• REQUEST: Repeat each entry word for word. Leave any images out of the copy.

• DATASET RECORDS:
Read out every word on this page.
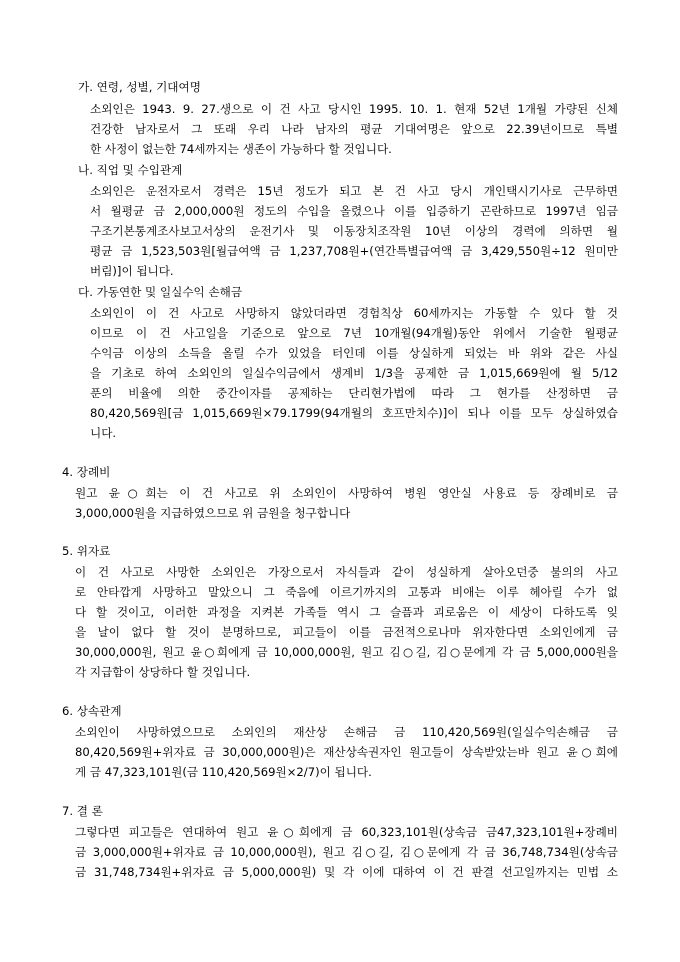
가. 연령, 성별, 기대여명
소외인은 1943. 9. 27.생으로 이 건 사고 당시인 1995. 10. 1. 현재 52년 1개월 가량된 신체
건강한 남자로서 그 또래 우리 나라 남자의 평균 기대여명은 앞으로 22.39년이므로 특별
한 사정이 없는한 74세까지는 생존이 가능하다 할 것입니다.
나. 직업 및 수입관계
소외인은 운전자로서 경력은 15년 정도가 되고 본 건 사고 당시 개인택시기사로 근무하면
서 월평균 금 2,000,000원 정도의 수입을 올렸으나 이를 입증하기 곤란하므로 1997년 임금
구조기본통계조사보고서상의 운전기사 및 이동장치조작원 10년 이상의 경력에 의하면 월
평균 금 1,523,503원[월급여액 금 1,237,708원+(연간특별급여액 금 3,429,550원÷12 원미만
버림)]이 됩니다.
다. 가동연한 및 일실수익 손해금
소외인이 이 건 사고로 사망하지 않았더라면 경험칙상 60세까지는 가동할 수 있다 할 것
이므로 이 건 사고일을 기준으로 앞으로 7년 10개월(94개월)동안 위에서 기술한 월평균
수익금 이상의 소득을 올릴 수가 있었을 터인데 이를 상실하게 되었는 바 위와 같은 사실
을 기초로 하여 소외인의 일실수익금에서 생계비 1/3을 공제한 금 1,015,669원에 월 5/12
푼의 비율에 의한 중간이자를 공제하는 단리현가법에 따라 그 현가를 산정하면 금
80,420,569원[금 1,015,669원×79.1799(94개월의 호프만치수)]이 되나 이를 모두 상실하였습
니다.
4. 장례비
원고 윤○희는 이 건 사고로 위 소외인이 사망하여 병원 영안실 사용료 등 장례비로 금
3,000,000원을 지급하였으므로 위 금원을 청구합니다
5. 위자료
이 건 사고로 사망한 소외인은 가장으로서 자식들과 같이 성실하게 살아오던중 불의의 사고
로 안타깝게 사망하고 말았으니 그 죽음에 이르기까지의 고통과 비애는 이루 헤아릴 수가 없
다 할 것이고, 이러한 과정을 지켜본 가족들 역시 그 슬픔과 괴로움은 이 세상이 다하도록 잊
을 날이 없다 할 것이 분명하므로, 피고들이 이를 금전적으로나마 위자한다면 소외인에게 금
30,000,000원, 원고 윤○희에게 금 10,000,000원, 원고 김○길, 김○문에게 각 금 5,000,000원을
각 지급함이 상당하다 할 것입니다.
6. 상속관계
소외인이 사망하였으므로 소외인의 재산상 손해금 금 110,420,569원(일실수익손해금 금
80,420,569원+위자료 금 30,000,000원)은 재산상속권자인 원고들이 상속받았는바 원고 윤○희에
게 금 47,323,101원(금 110,420,569원×2/7)이 됩니다.
7. 결 론
그렇다면 피고들은 연대하여 원고 윤○희에게 금 60,323,101원(상속금 금47,323,101원+장례비
금 3,000,000원+위자료 금 10,000,000원), 원고 김○길, 김○문에게 각 금 36,748,734원(상속금
금 31,748,734원+위자료 금 5,000,000원) 및 각 이에 대하여 이 건 판결 선고일까지는 민법 소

• TASK ANSWER:
Read out every word on this page.
가. 연령, 성별, 기대여명
소외인은 1943. 9. 27.생으로 이 건 사고 당시인 1995. 10. 1. 현재 52년 1개월 가량된 신체
건강한 남자로서 그 또래 우리 나라 남자의 평균 기대여명은 앞으로 22.39년이므로 특별
한 사정이 없는한 74세까지는 생존이 가능하다 할 것입니다.
나. 직업 및 수입관계
소외인은 운전자로서 경력은 15년 정도가 되고 본 건 사고 당시 개인택시기사로 근무하면
서 월평균 금 2,000,000원 정도의 수입을 올렸으나 이를 입증하기 곤란하므로 1997년 임금
구조기본통계조사보고서상의 운전기사 및 이동장치조작원 10년 이상의 경력에 의하면 월
평균 금 1,523,503원[월급여액 금 1,237,708원+(연간특별급여액 금 3,429,550원÷12 원미만
버림)]이 됩니다.
다. 가동연한 및 일실수익 손해금
소외인이 이 건 사고로 사망하지 않았더라면 경험칙상 60세까지는 가동할 수 있다 할 것
이므로 이 건 사고일을 기준으로 앞으로 7년 10개월(94개월)동안 위에서 기술한 월평균
수익금 이상의 소득을 올릴 수가 있었을 터인데 이를 상실하게 되었는 바 위와 같은 사실
을 기초로 하여 소외인의 일실수익금에서 생계비 1/3을 공제한 금 1,015,669원에 월 5/12
푼의 비율에 의한 중간이자를 공제하는 단리현가법에 따라 그 현가를 산정하면 금
80,420,569원[금 1,015,669원×79.1799(94개월의 호프만치수)]이 되나 이를 모두 상실하였습
니다.
4. 장례비
원고 윤○희는 이 건 사고로 위 소외인이 사망하여 병원 영안실 사용료 등 장례비로 금
3,000,000원을 지급하였으므로 위 금원을 청구합니다
5. 위자료
이 건 사고로 사망한 소외인은 가장으로서 자식들과 같이 성실하게 살아오던중 불의의 사고
로 안타깝게 사망하고 말았으니 그 죽음에 이르기까지의 고통과 비애는 이루 헤아릴 수가 없
다 할 것이고, 이러한 과정을 지켜본 가족들 역시 그 슬픔과 괴로움은 이 세상이 다하도록 잊
을 날이 없다 할 것이 분명하므로, 피고들이 이를 금전적으로나마 위자한다면 소외인에게 금
30,000,000원, 원고 윤○희에게 금 10,000,000원, 원고 김○길, 김○문에게 각 금 5,000,000원을
각 지급함이 상당하다 할 것입니다.
6. 상속관계
소외인이 사망하였으므로 소외인의 재산상 손해금 금 110,420,569원(일실수익손해금 금
80,420,569원+위자료 금 30,000,000원)은 재산상속권자인 원고들이 상속받았는바 원고 윤○희에
게 금 47,323,101원(금 110,420,569원×2/7)이 됩니다.
7. 결 론
그렇다면 피고들은 연대하여 원고 윤○희에게 금 60,323,101원(상속금 금47,323,101원+장례비
금 3,000,000원+위자료 금 10,000,000원), 원고 김○길, 김○문에게 각 금 36,748,734원(상속금
금 31,748,734원+위자료 금 5,000,000원) 및 각 이에 대하여 이 건 판결 선고일까지는 민법 소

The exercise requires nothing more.